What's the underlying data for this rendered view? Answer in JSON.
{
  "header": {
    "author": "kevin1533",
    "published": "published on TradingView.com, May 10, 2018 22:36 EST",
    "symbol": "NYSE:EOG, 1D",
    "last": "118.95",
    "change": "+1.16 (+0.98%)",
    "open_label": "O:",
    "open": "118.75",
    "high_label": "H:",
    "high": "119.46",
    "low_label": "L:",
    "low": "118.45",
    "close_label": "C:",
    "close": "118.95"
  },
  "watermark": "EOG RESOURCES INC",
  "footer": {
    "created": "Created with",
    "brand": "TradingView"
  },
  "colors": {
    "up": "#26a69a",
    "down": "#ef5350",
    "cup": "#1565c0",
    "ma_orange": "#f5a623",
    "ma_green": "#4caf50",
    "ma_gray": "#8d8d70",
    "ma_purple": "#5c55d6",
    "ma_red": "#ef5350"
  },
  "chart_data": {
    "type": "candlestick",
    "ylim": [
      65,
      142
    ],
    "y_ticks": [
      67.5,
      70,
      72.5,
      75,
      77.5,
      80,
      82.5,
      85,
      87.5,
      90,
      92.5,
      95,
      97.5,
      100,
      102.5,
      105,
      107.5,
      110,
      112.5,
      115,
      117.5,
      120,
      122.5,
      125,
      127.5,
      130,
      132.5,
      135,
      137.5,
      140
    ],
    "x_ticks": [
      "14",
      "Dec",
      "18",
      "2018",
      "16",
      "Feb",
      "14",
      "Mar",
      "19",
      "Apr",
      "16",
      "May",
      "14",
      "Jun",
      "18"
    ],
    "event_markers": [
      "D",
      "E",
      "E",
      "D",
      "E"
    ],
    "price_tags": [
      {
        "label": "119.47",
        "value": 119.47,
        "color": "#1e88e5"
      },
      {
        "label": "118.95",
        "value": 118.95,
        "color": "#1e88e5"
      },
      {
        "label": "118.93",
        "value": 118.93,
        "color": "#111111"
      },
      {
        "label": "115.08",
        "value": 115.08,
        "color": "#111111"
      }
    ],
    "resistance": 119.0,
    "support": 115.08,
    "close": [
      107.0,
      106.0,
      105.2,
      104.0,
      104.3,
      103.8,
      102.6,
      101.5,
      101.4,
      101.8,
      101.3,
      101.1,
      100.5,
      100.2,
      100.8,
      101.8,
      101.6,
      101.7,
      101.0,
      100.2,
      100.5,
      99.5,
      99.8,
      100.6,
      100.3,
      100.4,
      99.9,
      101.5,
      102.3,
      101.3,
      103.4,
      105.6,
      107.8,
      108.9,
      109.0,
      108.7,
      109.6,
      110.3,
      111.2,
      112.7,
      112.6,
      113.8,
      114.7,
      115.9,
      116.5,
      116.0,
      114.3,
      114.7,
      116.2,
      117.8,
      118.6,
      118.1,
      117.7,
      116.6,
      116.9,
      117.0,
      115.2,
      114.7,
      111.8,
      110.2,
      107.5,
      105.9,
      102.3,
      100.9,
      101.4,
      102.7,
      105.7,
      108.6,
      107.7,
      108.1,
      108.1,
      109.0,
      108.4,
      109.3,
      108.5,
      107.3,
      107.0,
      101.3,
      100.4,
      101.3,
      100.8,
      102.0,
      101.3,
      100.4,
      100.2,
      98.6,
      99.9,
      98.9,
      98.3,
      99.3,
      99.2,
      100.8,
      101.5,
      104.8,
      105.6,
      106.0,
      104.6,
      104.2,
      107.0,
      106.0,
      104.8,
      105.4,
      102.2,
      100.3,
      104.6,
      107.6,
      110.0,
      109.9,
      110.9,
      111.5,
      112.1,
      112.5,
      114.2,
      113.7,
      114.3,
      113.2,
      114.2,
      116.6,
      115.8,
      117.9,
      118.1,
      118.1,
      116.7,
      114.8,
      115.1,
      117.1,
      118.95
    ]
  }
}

Objective.
Write out all the data again, exactly as it appears.

The completed task.
What's the underlying data for this rendered view? Answer in JSON.
{
  "header": {
    "author": "kevin1533",
    "published": "published on TradingView.com, May 10, 2018 22:36 EST",
    "symbol": "NYSE:EOG, 1D",
    "last": "118.95",
    "change": "+1.16 (+0.98%)",
    "open_label": "O:",
    "open": "118.75",
    "high_label": "H:",
    "high": "119.46",
    "low_label": "L:",
    "low": "118.45",
    "close_label": "C:",
    "close": "118.95"
  },
  "watermark": "EOG RESOURCES INC",
  "footer": {
    "created": "Created with",
    "brand": "TradingView"
  },
  "colors": {
    "up": "#26a69a",
    "down": "#ef5350",
    "cup": "#1565c0",
    "ma_orange": "#f5a623",
    "ma_green": "#4caf50",
    "ma_gray": "#8d8d70",
    "ma_purple": "#5c55d6",
    "ma_red": "#ef5350"
  },
  "chart_data": {
    "type": "candlestick",
    "ylim": [
      65,
      142
    ],
    "y_ticks": [
      67.5,
      70,
      72.5,
      75,
      77.5,
      80,
      82.5,
      85,
      87.5,
      90,
      92.5,
      95,
      97.5,
      100,
      102.5,
      105,
      107.5,
      110,
      112.5,
      115,
      117.5,
      120,
      122.5,
      125,
      127.5,
      130,
      132.5,
      135,
      137.5,
      140
    ],
    "x_ticks": [
      "14",
      "Dec",
      "18",
      "2018",
      "16",
      "Feb",
      "14",
      "Mar",
      "19",
      "Apr",
      "16",
      "May",
      "14",
      "Jun",
      "18"
    ],
    "event_markers": [
      "D",
      "E",
      "E",
      "D",
      "E"
    ],
    "price_tags": [
      {
        "label": "119.47",
        "value": 119.47,
        "color": "#1e88e5"
      },
      {
        "label": "118.95",
        "value": 118.95,
        "color": "#1e88e5"
      },
      {
        "label": "118.93",
        "value": 118.93,
        "color": "#111111"
      },
      {
        "label": "115.08",
        "value": 115.08,
        "color": "#111111"
      }
    ],
    "resistance": 119.0,
    "support": 115.08,
    "close": [
      107.0,
      106.0,
      105.2,
      104.0,
      104.3,
      103.8,
      102.6,
      101.5,
      101.4,
      101.8,
      101.3,
      101.1,
      100.5,
      100.2,
      100.8,
      101.8,
      101.6,
      101.7,
      101.0,
      100.2,
      100.5,
      99.5,
      99.8,
      100.6,
      100.3,
      100.4,
      99.9,
      101.5,
      102.3,
      101.3,
      103.4,
      105.6,
      107.8,
      108.9,
      109.0,
      108.7,
      109.6,
      110.3,
      111.2,
      112.7,
      112.6,
      113.8,
      114.7,
      115.9,
      116.5,
      116.0,
      114.3,
      114.7,
      116.2,
      117.8,
      118.6,
      118.1,
      117.7,
      116.6,
      116.9,
      117.0,
      115.2,
      114.7,
      111.8,
      110.2,
      107.5,
      105.9,
      102.3,
      100.9,
      101.4,
      102.7,
      105.7,
      108.6,
      107.7,
      108.1,
      108.1,
      109.0,
      108.4,
      109.3,
      108.5,
      107.3,
      107.0,
      101.3,
      100.4,
      101.3,
      100.8,
      102.0,
      101.3,
      100.4,
      100.2,
      98.6,
      99.9,
      98.9,
      98.3,
      99.3,
      99.2,
      100.8,
      101.5,
      104.8,
      105.6,
      106.0,
      104.6,
      104.2,
      107.0,
      106.0,
      104.8,
      105.4,
      102.2,
      100.3,
      104.6,
      107.6,
      110.0,
      109.9,
      110.9,
      111.5,
      112.1,
      112.5,
      114.2,
      113.7,
      114.3,
      113.2,
      114.2,
      116.6,
      115.8,
      117.9,
      118.1,
      118.1,
      116.7,
      114.8,
      115.1,
      117.1,
      118.95
    ]
  }
}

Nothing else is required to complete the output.